▶ [EXERCISE PROMPT] Copy whichever lines contain the string "spicy".

══ DATA FOR THIS TASK ══

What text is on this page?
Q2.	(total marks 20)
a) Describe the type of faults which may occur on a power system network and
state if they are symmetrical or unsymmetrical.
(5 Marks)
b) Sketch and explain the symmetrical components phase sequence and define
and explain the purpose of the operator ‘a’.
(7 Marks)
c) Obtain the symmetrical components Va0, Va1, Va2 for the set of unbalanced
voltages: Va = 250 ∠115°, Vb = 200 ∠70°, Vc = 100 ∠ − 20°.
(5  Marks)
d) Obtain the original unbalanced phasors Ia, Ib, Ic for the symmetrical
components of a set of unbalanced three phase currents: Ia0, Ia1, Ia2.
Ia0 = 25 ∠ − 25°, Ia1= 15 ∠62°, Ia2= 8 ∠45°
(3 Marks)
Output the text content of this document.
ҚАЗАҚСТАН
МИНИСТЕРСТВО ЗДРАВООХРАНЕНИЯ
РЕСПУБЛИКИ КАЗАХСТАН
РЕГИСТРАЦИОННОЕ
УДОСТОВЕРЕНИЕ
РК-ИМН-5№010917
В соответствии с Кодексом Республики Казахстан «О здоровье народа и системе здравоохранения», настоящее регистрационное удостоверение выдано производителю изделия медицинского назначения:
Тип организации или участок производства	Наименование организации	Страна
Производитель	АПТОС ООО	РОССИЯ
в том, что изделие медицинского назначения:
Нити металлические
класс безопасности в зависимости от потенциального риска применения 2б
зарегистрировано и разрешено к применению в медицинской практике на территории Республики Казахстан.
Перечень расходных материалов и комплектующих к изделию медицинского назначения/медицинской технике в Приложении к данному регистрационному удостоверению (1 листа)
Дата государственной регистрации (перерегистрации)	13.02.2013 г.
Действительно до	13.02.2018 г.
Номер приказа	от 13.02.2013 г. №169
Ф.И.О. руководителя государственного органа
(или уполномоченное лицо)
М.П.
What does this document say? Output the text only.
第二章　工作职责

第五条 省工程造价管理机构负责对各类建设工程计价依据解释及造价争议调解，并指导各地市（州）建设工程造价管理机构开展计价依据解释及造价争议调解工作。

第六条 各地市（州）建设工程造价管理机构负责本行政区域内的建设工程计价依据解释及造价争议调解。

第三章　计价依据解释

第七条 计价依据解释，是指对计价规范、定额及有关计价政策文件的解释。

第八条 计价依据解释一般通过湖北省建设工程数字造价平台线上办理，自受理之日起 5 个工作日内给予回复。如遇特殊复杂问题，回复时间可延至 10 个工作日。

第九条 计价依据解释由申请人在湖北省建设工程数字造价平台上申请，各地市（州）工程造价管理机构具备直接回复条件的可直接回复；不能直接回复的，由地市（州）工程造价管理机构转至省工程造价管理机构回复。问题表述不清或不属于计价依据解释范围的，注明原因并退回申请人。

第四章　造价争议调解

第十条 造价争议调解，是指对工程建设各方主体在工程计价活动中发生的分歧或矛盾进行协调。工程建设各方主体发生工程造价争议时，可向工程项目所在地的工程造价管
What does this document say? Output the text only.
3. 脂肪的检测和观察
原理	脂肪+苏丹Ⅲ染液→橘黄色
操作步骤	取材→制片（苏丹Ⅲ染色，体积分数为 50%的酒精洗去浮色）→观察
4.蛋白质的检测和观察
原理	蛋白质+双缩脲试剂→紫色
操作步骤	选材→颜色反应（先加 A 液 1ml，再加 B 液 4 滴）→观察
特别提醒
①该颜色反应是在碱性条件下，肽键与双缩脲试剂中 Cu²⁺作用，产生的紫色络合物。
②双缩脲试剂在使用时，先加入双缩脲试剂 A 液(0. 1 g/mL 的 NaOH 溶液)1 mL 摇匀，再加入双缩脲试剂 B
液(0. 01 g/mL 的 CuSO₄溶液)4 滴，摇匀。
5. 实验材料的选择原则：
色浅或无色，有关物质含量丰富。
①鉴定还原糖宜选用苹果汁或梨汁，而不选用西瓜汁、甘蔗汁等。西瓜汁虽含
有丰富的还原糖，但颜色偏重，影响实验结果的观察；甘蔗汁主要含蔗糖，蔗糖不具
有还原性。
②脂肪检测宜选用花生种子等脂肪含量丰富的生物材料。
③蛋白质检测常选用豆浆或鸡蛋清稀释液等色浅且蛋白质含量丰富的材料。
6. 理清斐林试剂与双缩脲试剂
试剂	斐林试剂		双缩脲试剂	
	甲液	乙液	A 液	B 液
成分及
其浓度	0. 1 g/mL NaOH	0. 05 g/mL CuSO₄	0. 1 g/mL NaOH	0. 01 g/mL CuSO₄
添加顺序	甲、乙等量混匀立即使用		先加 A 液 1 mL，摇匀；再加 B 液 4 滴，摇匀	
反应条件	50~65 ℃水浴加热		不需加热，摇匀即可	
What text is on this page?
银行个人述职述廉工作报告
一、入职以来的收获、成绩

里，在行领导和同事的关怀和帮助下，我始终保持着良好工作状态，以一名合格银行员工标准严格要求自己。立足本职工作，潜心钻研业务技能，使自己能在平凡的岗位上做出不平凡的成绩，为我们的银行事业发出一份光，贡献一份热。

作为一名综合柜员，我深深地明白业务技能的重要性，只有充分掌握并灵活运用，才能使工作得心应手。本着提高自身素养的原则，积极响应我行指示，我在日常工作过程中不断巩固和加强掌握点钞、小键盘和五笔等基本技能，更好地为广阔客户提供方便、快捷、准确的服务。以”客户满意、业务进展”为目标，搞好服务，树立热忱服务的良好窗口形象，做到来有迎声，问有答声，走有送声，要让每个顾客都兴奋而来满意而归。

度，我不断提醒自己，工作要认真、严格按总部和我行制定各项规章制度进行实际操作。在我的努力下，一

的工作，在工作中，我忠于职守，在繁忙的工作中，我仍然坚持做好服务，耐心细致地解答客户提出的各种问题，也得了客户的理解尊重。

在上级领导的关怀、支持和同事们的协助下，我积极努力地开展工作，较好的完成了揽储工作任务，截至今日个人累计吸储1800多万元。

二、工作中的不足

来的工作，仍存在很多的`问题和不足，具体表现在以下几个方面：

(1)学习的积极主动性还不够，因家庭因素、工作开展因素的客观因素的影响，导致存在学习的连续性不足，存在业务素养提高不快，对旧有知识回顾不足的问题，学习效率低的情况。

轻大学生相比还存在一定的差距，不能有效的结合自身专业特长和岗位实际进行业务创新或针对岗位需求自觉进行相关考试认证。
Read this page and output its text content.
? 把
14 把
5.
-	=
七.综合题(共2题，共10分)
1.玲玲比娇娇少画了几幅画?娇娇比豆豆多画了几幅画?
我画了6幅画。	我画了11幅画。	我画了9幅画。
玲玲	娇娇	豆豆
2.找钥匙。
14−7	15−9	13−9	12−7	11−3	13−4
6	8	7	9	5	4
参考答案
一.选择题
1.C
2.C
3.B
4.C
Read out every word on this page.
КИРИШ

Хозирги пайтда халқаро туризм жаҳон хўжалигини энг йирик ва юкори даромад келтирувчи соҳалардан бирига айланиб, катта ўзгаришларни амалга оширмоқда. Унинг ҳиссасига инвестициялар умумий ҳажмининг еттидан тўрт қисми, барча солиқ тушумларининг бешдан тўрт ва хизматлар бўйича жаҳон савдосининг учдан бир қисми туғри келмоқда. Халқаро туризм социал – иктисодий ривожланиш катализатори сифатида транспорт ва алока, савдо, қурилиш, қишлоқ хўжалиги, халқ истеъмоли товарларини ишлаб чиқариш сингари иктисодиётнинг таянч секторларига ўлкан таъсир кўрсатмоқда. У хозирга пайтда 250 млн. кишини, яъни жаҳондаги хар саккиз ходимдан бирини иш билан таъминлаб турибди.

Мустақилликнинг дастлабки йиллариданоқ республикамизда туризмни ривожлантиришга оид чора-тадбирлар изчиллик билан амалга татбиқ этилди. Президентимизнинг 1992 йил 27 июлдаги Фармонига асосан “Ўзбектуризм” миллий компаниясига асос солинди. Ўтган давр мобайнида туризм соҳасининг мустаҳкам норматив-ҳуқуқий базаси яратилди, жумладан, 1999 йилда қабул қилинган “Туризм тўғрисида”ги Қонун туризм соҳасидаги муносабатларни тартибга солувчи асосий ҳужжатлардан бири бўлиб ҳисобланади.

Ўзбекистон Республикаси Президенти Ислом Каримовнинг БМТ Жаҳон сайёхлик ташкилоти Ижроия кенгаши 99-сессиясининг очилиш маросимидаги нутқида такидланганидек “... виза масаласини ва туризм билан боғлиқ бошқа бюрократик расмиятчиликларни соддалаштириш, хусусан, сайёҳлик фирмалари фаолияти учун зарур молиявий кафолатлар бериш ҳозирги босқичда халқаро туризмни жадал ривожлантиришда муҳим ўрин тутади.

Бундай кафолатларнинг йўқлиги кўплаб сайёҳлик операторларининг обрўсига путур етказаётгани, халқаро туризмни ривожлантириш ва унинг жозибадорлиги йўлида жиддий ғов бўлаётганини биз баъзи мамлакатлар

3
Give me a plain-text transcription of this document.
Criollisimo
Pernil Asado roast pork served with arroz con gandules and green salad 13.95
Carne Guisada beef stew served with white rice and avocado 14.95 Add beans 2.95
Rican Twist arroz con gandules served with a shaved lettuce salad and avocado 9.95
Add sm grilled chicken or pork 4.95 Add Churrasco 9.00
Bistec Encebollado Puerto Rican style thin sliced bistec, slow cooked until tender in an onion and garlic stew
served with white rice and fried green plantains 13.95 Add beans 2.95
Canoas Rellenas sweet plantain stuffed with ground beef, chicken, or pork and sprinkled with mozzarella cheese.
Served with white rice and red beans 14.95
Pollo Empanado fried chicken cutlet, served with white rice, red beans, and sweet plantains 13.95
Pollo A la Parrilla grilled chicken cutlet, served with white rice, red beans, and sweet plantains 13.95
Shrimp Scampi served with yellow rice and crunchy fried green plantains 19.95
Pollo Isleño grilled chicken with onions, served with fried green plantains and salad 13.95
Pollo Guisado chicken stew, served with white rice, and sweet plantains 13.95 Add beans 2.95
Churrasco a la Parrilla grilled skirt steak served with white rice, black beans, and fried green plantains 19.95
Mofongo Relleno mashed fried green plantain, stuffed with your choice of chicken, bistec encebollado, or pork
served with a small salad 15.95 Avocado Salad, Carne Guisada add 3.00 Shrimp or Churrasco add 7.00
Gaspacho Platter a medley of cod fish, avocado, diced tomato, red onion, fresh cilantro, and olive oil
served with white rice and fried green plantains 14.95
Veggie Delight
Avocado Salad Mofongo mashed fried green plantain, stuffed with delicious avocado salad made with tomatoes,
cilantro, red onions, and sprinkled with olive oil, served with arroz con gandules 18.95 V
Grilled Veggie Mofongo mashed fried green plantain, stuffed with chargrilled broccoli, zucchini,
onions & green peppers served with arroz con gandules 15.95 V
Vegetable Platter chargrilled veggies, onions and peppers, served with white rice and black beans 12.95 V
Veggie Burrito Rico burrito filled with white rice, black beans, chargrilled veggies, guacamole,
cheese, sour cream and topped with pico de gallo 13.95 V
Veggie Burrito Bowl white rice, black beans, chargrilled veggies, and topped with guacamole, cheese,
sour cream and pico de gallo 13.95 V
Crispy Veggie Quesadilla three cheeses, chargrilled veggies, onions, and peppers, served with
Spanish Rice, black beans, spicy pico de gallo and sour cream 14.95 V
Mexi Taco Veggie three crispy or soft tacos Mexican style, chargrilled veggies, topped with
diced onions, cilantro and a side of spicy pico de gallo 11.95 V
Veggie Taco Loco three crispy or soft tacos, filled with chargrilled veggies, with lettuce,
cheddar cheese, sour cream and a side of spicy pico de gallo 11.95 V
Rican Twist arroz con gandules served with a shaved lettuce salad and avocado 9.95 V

═══

▶ [SOLUTION TO THE EXERCISE]
Spanish Rice, black beans, spicy pico de gallo and sour cream 14.95 V
diced onions, cilantro and a side of spicy pico de gallo 11.95 V
cheddar cheese, sour cream and a side of spicy pico de gallo 11.95 V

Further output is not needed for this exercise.